### YOUR TASK
Show every line that has the string "Merson" in it.

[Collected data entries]

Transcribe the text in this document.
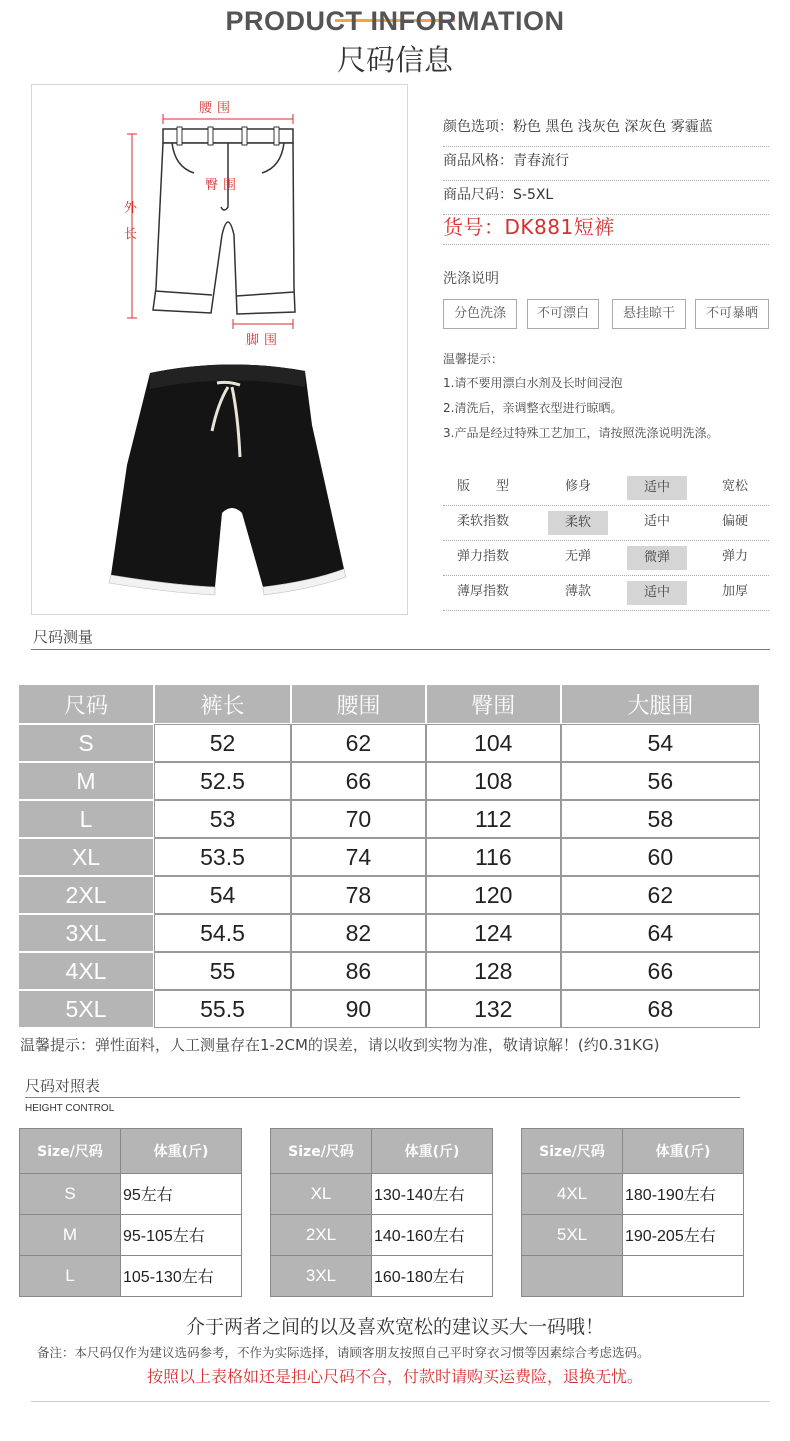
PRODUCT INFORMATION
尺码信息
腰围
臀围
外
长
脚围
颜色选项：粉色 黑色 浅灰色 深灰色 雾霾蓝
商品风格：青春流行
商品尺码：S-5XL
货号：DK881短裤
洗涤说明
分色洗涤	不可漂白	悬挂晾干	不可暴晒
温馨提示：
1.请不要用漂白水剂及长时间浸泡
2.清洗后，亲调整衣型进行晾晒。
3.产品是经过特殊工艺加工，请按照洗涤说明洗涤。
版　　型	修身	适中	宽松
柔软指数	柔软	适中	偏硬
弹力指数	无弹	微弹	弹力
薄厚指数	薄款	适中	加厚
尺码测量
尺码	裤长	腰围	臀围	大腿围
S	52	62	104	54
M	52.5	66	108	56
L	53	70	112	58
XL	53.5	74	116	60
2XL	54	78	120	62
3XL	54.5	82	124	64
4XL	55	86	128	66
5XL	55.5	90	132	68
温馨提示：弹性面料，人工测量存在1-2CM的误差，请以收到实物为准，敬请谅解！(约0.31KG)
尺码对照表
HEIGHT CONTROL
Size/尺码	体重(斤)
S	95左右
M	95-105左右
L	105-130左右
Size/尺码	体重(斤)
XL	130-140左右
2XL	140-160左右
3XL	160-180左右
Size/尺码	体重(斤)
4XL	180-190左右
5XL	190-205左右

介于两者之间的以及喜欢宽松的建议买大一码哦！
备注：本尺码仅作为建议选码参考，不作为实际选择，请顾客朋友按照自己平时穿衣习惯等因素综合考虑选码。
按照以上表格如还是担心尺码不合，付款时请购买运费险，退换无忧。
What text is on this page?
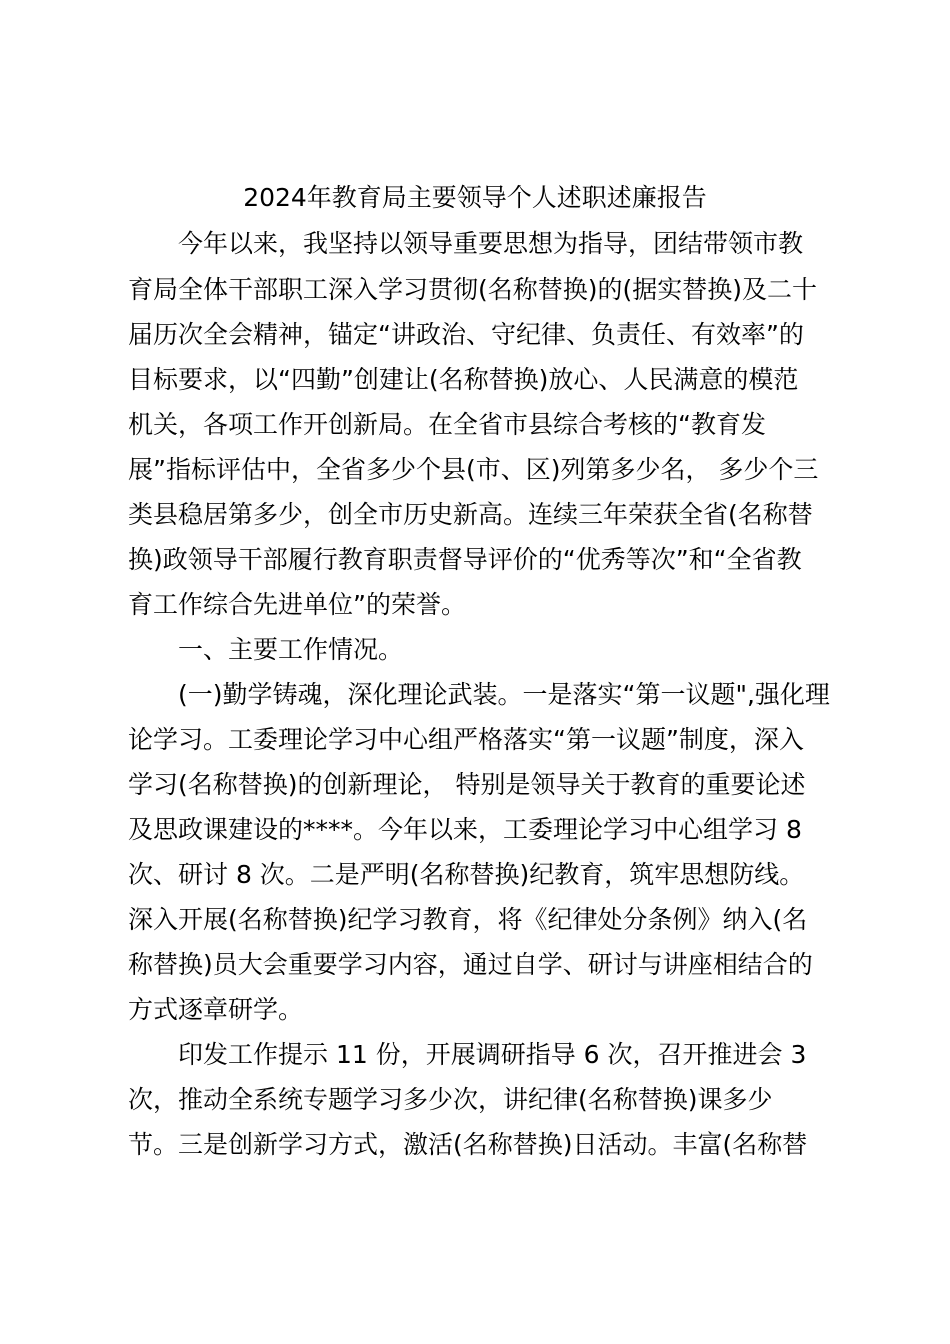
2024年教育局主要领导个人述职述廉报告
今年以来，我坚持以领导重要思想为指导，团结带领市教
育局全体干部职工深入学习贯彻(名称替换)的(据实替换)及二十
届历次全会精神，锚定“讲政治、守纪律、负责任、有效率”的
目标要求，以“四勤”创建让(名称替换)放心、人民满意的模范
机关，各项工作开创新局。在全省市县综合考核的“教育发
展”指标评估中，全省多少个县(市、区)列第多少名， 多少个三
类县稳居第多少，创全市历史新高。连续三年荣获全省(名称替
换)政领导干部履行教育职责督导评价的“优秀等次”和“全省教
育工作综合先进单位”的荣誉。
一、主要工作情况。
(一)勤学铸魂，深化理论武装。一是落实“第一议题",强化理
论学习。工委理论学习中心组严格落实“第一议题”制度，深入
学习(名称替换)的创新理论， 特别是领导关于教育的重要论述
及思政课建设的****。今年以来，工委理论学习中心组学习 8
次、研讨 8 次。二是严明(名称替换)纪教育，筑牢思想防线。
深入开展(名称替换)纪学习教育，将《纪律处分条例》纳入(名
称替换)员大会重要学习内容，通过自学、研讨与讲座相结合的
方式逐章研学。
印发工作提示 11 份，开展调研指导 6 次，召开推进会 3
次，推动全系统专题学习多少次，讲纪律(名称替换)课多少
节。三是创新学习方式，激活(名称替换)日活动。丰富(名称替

==

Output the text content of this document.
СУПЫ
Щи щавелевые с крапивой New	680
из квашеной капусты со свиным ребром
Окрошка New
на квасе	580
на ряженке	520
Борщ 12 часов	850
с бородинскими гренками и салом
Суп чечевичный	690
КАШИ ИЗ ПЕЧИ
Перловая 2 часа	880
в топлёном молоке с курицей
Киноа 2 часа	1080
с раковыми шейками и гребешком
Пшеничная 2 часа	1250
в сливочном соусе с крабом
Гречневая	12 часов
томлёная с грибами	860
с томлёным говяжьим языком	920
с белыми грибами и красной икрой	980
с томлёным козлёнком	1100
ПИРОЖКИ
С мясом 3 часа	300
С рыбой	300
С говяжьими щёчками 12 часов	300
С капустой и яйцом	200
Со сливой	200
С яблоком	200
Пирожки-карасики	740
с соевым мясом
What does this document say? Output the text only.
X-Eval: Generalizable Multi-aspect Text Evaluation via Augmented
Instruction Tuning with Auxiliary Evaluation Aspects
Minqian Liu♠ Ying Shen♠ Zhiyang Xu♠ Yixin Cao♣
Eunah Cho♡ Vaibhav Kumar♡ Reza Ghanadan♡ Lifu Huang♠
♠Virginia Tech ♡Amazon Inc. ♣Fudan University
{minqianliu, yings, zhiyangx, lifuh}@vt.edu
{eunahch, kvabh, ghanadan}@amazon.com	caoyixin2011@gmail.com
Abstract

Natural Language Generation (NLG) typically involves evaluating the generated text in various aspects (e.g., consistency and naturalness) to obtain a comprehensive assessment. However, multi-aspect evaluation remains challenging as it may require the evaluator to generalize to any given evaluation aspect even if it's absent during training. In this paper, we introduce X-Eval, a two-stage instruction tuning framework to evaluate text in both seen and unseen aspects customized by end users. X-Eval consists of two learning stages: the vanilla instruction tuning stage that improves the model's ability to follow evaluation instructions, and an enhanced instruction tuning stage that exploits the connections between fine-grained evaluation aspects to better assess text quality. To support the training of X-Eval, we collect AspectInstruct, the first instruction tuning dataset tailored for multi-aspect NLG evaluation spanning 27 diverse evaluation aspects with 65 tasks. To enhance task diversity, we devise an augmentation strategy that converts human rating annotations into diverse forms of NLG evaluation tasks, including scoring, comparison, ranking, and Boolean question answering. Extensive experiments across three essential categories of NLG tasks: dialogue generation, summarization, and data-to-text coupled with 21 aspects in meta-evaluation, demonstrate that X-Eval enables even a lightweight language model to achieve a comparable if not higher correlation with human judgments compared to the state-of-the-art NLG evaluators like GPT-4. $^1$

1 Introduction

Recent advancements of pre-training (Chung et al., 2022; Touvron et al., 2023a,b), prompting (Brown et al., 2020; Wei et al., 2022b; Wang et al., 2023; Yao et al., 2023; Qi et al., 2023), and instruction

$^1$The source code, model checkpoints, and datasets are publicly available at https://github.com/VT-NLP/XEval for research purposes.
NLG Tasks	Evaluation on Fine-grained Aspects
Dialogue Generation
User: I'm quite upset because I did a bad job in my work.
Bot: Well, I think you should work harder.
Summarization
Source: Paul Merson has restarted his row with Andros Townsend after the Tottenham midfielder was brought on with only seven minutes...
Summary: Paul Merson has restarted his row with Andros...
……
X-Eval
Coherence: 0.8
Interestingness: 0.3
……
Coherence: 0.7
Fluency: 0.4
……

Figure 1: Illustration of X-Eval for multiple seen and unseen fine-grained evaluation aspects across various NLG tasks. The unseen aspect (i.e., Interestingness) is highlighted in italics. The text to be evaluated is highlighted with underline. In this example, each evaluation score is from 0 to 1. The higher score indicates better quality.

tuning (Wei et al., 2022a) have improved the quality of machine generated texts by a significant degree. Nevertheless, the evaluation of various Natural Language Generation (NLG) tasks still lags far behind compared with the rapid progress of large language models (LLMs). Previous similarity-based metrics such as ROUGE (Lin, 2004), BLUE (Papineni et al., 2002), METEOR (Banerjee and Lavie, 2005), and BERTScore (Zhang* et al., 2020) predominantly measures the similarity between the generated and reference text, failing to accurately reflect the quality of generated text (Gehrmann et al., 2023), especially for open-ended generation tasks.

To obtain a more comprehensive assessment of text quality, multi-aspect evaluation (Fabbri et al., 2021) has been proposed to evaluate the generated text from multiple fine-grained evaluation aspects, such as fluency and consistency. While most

### TASK RESPONSE
Source: Paul Merson has restarted his row with Andros Townsend after the Tottenham midfielder was brought on with only seven minutes...
Summary: Paul Merson has restarted his row with Andros...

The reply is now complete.